# Given entries
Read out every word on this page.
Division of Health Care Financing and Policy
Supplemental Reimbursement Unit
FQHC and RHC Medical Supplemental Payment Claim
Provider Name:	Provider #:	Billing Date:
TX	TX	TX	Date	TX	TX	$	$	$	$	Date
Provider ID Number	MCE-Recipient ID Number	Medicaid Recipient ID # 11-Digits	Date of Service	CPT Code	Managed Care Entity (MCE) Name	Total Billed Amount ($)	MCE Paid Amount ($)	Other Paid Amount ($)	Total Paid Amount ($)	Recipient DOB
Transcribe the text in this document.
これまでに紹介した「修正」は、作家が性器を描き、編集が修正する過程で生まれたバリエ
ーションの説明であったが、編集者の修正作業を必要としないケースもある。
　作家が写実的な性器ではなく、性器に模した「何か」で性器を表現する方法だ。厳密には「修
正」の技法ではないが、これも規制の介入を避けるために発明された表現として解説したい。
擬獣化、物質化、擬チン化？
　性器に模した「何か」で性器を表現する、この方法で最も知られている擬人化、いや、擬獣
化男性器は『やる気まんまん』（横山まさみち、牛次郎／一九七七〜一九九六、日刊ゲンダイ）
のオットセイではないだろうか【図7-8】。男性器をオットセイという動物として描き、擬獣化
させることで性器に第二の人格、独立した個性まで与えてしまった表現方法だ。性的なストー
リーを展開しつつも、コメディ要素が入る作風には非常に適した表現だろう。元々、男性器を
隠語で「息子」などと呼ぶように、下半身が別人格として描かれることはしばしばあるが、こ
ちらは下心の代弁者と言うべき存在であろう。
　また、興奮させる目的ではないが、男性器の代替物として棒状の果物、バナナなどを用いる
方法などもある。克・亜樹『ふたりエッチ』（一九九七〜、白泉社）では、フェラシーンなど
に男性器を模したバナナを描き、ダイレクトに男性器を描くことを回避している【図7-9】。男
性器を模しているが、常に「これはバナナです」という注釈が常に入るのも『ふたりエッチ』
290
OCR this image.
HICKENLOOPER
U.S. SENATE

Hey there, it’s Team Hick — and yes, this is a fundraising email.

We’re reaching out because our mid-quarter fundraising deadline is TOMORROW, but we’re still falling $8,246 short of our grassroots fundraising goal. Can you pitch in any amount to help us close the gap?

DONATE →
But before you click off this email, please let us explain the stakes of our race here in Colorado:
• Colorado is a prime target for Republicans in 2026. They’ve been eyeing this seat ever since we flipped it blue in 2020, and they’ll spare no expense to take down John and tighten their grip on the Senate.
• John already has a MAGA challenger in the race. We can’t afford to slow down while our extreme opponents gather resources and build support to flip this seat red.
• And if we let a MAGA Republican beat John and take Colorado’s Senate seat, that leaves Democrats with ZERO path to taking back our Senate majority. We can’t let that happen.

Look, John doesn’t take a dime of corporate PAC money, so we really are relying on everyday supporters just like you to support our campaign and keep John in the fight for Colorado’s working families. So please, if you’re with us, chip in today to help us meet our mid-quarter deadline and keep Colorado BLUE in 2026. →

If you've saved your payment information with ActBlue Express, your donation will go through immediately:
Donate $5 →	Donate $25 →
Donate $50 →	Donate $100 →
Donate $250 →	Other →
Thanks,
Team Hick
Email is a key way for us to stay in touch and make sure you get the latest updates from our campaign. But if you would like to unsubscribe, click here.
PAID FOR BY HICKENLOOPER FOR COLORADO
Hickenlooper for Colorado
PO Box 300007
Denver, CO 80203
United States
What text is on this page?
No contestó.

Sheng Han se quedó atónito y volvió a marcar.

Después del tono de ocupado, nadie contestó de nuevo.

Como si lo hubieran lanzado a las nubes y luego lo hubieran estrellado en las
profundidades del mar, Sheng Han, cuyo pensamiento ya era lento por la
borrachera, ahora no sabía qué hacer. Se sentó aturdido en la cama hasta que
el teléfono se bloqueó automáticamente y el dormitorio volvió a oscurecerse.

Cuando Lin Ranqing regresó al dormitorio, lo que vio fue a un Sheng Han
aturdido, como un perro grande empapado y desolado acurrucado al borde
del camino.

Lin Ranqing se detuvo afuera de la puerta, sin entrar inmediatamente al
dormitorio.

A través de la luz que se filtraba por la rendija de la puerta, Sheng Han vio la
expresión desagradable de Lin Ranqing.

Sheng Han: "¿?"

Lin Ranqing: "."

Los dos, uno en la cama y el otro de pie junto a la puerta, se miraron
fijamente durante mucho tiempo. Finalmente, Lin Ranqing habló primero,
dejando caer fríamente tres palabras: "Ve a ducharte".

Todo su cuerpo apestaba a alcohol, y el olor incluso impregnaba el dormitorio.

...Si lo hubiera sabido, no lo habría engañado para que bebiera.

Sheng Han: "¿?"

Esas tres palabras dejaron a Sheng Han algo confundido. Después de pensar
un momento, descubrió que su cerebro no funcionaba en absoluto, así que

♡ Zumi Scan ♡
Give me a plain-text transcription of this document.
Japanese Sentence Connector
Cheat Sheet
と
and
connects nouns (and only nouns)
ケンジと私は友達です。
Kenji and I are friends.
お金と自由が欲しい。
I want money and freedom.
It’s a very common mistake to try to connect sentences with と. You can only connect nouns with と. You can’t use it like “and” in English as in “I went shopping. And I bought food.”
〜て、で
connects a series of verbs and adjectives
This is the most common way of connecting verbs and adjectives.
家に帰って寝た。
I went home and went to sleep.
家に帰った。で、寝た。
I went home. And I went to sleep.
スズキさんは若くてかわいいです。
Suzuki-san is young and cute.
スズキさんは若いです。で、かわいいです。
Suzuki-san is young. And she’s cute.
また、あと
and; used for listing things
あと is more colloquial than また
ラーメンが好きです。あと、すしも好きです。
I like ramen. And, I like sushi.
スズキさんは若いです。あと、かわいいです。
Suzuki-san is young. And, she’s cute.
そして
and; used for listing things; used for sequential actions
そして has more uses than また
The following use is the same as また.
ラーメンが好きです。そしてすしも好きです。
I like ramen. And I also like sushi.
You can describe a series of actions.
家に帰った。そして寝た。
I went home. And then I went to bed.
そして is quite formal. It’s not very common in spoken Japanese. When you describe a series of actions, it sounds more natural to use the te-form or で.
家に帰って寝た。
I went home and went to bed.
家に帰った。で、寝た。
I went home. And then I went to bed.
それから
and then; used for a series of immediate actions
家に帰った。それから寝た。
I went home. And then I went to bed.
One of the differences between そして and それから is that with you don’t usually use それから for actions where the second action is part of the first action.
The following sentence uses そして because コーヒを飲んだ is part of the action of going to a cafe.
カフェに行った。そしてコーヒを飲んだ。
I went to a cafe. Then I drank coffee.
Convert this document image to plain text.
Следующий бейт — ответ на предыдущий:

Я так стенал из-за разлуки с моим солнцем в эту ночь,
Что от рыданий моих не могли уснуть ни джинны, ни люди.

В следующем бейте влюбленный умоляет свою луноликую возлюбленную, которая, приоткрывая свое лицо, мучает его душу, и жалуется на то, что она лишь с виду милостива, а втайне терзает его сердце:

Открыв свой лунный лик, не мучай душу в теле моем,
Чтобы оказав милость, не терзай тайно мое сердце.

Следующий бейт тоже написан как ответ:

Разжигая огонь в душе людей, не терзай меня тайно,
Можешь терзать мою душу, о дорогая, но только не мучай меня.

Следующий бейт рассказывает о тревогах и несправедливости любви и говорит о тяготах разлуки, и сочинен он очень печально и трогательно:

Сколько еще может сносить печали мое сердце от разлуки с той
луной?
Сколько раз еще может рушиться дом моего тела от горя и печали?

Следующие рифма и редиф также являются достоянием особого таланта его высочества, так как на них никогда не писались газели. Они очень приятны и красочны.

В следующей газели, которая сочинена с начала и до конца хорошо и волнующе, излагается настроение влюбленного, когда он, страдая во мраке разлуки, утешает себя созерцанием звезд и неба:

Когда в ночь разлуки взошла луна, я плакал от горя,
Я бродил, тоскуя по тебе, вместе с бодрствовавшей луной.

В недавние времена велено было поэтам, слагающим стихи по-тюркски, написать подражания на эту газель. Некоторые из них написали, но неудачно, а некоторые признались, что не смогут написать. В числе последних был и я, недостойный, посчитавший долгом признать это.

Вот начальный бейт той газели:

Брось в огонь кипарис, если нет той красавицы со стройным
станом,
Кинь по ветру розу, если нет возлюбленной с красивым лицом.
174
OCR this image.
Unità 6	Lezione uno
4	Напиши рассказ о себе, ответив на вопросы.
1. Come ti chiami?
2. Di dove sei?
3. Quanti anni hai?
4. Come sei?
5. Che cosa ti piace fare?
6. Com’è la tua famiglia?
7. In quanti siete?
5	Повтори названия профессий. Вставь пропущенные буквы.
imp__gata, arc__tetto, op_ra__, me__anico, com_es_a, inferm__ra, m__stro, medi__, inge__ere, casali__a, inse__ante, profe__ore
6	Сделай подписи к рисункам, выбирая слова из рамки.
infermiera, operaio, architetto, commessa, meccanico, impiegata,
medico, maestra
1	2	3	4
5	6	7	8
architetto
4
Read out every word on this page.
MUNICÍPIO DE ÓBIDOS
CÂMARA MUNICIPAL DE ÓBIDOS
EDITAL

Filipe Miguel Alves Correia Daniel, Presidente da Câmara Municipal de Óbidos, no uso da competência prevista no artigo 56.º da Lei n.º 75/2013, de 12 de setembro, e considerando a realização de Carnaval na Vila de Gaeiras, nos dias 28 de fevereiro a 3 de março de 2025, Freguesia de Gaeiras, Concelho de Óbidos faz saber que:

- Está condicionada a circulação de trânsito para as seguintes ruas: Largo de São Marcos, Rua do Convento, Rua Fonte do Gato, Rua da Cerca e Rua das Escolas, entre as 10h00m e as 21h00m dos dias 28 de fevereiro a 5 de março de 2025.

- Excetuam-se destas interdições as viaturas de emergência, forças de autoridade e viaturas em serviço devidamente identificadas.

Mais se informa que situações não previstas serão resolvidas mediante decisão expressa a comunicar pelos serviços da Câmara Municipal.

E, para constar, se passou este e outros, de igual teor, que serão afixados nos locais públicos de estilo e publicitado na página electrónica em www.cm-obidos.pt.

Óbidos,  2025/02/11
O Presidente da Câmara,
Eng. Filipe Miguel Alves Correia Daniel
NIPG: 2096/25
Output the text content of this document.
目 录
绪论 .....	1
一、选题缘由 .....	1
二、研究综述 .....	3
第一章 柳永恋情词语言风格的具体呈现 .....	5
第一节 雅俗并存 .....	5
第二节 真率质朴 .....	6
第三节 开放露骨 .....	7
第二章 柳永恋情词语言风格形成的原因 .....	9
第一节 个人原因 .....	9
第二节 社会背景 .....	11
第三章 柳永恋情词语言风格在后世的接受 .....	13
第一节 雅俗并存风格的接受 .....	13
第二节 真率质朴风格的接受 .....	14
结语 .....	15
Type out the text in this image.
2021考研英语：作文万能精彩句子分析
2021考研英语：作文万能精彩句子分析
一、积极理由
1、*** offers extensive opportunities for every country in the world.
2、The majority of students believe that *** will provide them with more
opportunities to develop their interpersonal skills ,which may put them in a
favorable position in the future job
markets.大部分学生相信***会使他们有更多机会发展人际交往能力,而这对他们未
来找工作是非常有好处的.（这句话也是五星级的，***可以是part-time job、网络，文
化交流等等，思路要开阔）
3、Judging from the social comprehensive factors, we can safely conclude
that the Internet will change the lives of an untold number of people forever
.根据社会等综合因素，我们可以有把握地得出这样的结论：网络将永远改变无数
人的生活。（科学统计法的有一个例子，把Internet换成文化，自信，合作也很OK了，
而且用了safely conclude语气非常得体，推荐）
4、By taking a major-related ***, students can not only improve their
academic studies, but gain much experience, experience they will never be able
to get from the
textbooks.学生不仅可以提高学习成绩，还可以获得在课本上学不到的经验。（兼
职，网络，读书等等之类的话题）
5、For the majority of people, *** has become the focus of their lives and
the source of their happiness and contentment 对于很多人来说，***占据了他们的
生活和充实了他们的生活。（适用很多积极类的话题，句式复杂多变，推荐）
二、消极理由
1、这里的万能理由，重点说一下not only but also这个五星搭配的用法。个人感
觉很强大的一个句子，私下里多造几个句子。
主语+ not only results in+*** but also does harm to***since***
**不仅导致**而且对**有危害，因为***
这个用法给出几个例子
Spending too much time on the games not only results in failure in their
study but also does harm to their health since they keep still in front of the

# Instructions to follow
Select the lines that carry the string "people" and copy them.

# Final answer
that the Internet will change the lives of an untold number of people forever
5、For the majority of people, *** has become the focus of their lives and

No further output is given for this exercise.